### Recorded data
· · · ·
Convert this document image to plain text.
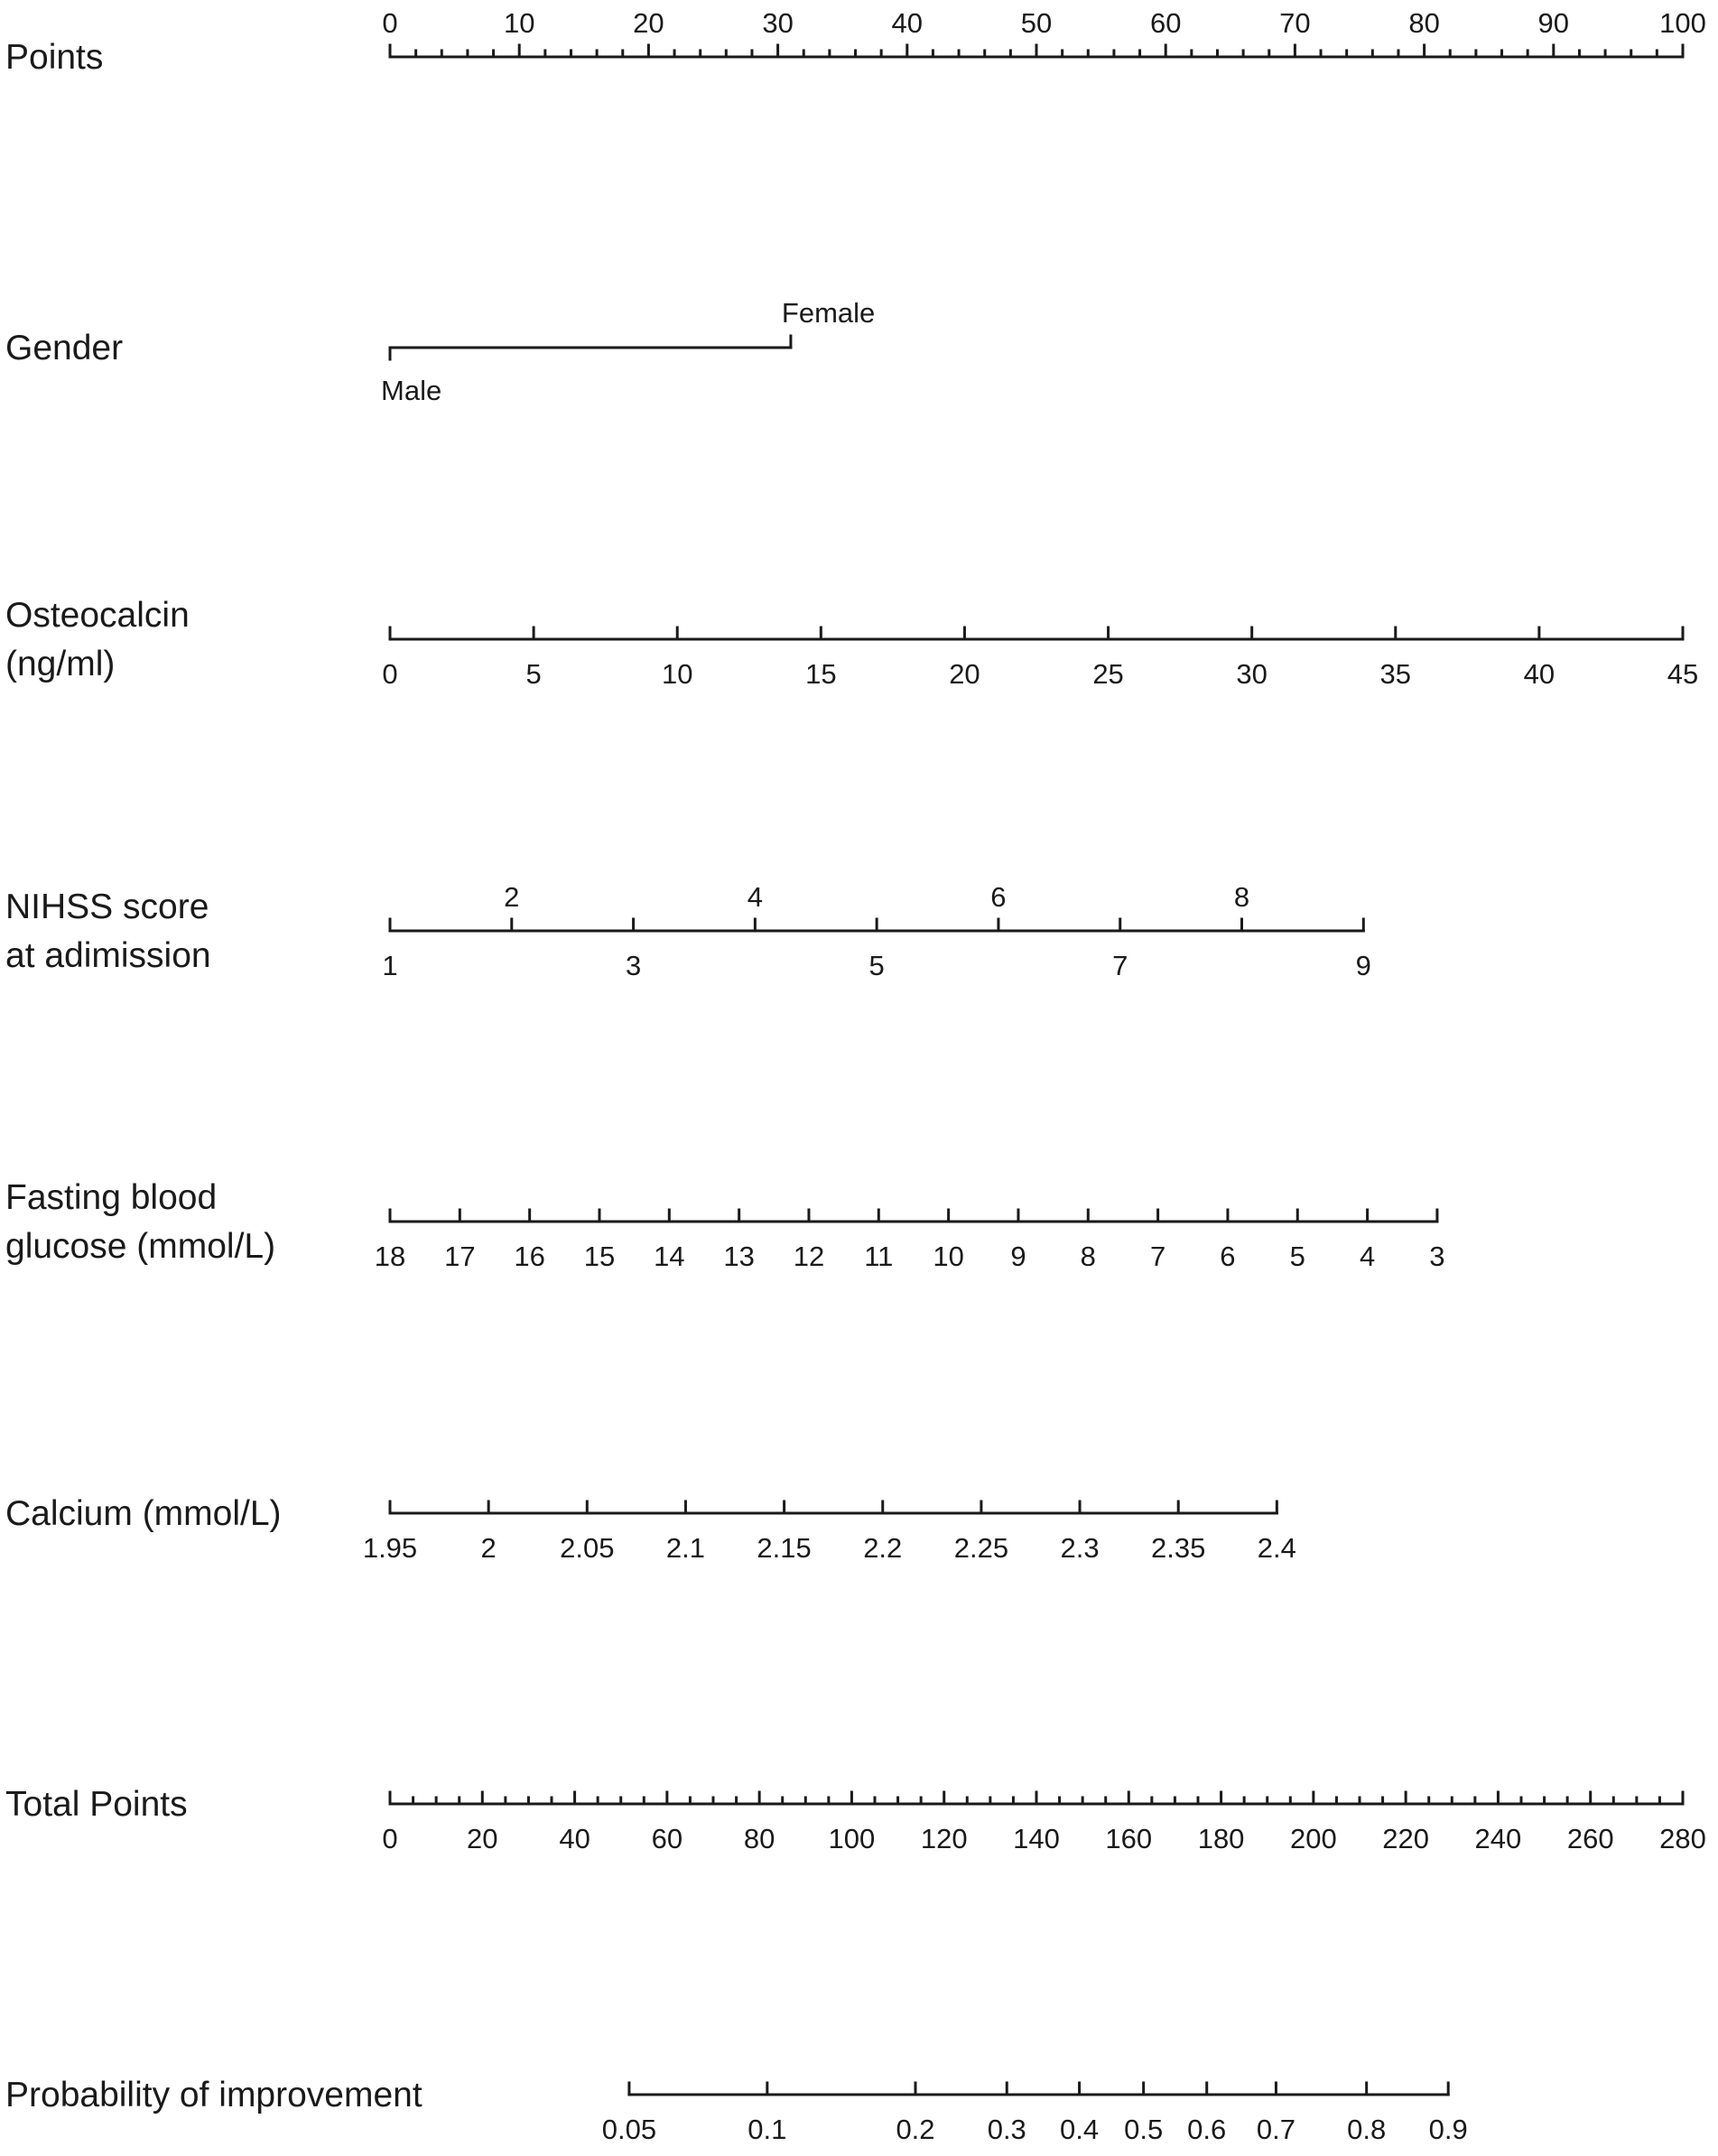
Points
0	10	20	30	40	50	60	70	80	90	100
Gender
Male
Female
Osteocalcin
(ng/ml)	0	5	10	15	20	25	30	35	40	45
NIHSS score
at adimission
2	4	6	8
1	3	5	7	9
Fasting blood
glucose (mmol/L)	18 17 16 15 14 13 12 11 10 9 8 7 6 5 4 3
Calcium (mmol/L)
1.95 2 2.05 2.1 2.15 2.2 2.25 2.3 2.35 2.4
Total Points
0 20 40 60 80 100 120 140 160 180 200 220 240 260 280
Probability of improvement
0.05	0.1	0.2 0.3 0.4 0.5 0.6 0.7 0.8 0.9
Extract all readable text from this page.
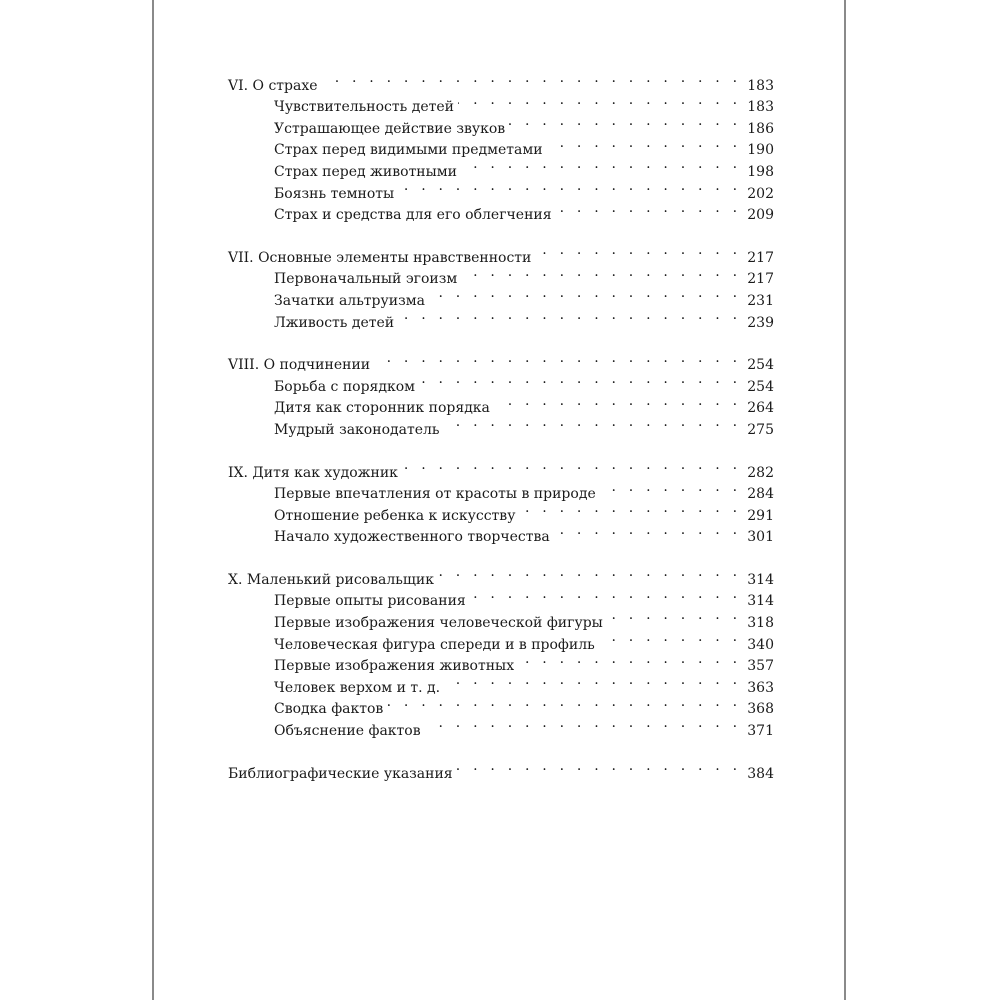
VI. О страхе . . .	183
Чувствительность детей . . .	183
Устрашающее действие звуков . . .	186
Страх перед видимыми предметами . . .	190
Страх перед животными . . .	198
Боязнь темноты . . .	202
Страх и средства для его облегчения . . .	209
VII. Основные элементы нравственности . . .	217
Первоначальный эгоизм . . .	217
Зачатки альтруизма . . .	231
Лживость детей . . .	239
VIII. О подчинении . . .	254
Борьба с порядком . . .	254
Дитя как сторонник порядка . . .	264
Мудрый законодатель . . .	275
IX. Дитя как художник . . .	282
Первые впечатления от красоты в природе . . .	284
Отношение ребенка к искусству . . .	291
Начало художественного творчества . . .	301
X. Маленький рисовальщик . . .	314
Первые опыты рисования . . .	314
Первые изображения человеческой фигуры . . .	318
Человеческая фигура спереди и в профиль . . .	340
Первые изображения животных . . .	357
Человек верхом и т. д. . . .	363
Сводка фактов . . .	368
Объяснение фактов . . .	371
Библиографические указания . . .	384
· · · ·
### Exercise task
Only lines that contain the word "mmol" are wanted; copy each of them.

### Result below
glucose (mmol/L)	18 17 16 15 14 13 12 11 10 9 8 7 6 5 4 3
Calcium (mmol/L)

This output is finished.